THE DATA:
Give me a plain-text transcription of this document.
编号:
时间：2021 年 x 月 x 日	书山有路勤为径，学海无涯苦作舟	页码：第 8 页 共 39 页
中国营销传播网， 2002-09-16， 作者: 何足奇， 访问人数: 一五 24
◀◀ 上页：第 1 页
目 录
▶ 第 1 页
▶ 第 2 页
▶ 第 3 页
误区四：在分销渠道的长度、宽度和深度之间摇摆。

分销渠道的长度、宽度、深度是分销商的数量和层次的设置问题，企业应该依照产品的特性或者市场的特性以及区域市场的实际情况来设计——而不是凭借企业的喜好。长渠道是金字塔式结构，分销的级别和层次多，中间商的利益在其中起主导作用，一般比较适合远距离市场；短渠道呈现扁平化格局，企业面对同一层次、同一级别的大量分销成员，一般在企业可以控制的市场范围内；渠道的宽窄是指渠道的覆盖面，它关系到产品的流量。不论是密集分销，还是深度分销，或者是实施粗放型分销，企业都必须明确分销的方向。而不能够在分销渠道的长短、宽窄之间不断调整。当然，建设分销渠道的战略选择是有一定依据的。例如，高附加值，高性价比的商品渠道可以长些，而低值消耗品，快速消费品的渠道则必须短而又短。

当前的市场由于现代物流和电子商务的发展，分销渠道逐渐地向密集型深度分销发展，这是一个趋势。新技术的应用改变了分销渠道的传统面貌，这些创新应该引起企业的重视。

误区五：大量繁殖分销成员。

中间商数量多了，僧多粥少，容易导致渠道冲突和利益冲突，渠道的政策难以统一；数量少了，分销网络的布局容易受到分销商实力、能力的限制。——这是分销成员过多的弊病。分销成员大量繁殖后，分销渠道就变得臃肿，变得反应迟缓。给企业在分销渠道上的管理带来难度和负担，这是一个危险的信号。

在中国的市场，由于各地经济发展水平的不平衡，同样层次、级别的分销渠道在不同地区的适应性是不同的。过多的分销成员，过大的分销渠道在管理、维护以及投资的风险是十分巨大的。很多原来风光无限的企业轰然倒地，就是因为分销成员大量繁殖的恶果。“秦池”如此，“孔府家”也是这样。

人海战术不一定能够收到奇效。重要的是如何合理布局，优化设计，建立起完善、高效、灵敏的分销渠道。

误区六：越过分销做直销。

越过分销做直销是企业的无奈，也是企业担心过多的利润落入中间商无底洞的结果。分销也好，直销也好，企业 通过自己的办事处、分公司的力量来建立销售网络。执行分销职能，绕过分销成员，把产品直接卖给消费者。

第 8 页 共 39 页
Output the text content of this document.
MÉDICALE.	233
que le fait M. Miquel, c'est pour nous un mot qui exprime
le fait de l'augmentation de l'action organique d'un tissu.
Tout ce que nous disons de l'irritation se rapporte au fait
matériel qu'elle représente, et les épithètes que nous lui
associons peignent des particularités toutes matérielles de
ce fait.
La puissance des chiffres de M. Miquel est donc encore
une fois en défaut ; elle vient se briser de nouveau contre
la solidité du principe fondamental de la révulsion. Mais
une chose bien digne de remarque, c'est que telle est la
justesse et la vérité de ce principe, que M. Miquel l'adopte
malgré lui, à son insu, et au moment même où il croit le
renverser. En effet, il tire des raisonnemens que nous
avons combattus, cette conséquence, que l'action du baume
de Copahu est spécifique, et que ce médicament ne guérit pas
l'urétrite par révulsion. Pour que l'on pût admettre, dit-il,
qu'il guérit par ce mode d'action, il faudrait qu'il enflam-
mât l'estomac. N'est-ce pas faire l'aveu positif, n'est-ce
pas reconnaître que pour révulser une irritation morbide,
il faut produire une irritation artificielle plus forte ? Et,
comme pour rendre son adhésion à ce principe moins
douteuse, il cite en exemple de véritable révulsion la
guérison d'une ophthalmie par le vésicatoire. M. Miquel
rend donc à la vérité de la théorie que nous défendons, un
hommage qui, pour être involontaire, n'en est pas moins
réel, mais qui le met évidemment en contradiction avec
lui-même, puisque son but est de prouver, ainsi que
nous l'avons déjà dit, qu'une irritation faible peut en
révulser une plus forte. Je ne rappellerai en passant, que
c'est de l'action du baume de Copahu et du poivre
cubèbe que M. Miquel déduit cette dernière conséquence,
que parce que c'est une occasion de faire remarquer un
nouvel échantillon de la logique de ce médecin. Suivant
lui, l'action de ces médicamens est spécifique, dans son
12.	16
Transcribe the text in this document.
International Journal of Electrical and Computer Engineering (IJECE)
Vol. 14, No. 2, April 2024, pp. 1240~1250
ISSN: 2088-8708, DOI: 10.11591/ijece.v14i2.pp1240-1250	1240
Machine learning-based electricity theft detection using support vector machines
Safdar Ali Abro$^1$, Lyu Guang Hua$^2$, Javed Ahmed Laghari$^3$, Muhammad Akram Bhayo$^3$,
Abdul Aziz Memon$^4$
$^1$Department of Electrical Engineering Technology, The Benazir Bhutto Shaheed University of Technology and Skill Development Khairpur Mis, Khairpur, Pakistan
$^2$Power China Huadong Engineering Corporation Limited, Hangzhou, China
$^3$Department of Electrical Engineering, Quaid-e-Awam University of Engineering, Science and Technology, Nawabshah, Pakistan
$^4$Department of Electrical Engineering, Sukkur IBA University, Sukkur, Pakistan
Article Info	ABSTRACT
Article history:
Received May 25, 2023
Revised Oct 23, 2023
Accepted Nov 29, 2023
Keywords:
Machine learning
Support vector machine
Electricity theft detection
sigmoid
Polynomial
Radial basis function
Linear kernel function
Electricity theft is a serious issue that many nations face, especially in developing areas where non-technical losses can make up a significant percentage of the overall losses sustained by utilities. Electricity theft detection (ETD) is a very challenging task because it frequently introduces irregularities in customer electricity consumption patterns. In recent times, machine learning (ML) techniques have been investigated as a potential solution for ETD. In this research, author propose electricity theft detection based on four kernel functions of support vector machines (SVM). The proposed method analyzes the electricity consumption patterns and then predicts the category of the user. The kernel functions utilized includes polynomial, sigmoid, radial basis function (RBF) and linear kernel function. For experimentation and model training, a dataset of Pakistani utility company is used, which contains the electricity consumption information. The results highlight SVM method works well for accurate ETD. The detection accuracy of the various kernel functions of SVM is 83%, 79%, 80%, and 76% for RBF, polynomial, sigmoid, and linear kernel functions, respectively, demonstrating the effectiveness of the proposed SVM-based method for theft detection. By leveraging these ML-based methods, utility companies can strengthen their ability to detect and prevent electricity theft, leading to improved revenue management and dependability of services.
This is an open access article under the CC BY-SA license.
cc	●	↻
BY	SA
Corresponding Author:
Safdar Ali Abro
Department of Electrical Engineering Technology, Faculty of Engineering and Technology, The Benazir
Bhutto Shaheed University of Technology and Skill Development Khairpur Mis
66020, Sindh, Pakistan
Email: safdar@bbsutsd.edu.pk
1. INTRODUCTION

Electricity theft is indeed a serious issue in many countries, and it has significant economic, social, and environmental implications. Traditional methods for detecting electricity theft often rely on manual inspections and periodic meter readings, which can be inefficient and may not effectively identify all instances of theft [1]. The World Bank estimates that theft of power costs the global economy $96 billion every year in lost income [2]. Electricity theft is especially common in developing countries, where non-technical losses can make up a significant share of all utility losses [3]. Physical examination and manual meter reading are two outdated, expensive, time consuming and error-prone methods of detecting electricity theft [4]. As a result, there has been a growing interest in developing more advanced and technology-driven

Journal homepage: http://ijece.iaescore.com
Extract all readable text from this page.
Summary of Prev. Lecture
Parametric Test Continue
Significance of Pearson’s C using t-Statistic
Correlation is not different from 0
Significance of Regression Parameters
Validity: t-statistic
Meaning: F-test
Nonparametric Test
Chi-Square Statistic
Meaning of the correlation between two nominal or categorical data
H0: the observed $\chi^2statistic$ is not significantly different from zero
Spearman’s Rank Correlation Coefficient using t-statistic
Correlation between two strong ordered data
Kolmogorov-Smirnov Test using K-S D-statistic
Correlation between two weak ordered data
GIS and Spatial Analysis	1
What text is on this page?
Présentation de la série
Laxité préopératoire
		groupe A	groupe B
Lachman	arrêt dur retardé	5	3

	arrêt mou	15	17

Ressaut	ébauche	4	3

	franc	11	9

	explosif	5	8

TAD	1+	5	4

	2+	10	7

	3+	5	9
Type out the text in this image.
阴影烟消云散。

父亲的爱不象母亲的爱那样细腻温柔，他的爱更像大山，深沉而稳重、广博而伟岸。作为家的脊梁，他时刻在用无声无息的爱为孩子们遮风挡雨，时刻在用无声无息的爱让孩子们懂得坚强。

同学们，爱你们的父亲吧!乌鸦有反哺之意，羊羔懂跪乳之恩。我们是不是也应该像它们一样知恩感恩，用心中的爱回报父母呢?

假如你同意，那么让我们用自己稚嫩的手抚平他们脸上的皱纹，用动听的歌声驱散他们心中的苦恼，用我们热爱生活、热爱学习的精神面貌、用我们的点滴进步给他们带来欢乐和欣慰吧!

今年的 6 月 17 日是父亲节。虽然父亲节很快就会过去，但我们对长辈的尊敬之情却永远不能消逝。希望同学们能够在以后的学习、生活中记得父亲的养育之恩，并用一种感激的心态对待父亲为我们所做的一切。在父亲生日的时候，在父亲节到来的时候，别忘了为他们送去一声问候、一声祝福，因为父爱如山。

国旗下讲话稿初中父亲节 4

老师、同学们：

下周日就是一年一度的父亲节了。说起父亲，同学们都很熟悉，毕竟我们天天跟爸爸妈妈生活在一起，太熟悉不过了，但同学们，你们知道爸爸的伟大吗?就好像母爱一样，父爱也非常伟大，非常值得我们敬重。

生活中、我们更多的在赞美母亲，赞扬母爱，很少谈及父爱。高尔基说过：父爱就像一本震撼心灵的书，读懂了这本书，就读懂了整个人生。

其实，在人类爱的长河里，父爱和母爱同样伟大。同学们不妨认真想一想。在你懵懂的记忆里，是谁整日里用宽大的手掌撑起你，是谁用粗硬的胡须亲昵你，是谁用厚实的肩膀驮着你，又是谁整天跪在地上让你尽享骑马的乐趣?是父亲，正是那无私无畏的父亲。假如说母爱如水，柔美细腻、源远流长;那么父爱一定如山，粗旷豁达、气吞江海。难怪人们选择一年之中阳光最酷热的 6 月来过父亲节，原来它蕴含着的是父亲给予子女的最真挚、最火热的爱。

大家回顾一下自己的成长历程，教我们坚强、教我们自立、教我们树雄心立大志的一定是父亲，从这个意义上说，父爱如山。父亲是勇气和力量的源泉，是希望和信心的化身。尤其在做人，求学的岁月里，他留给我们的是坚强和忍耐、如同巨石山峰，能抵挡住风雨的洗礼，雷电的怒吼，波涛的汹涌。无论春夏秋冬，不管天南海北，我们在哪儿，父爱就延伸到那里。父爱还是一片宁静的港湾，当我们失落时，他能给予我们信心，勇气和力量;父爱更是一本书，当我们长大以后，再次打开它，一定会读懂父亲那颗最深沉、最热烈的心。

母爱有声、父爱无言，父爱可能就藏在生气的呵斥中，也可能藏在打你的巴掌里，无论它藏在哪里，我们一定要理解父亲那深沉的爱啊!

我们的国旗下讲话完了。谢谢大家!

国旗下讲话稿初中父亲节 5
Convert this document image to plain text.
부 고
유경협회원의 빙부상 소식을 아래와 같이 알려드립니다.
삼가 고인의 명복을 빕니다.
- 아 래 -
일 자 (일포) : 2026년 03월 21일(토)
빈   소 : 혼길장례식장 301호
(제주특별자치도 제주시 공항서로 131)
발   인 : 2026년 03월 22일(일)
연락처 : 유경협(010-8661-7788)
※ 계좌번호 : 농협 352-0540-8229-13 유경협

SHORT TASK:
Pull every line containing "Shaheed" out of the data above.

EXERCISE RESPONSE:
$^1$Department of Electrical Engineering Technology, The Benazir Bhutto Shaheed University of Technology and Skill Development Khairpur Mis, Khairpur, Pakistan
Bhutto Shaheed University of Technology and Skill Development Khairpur Mis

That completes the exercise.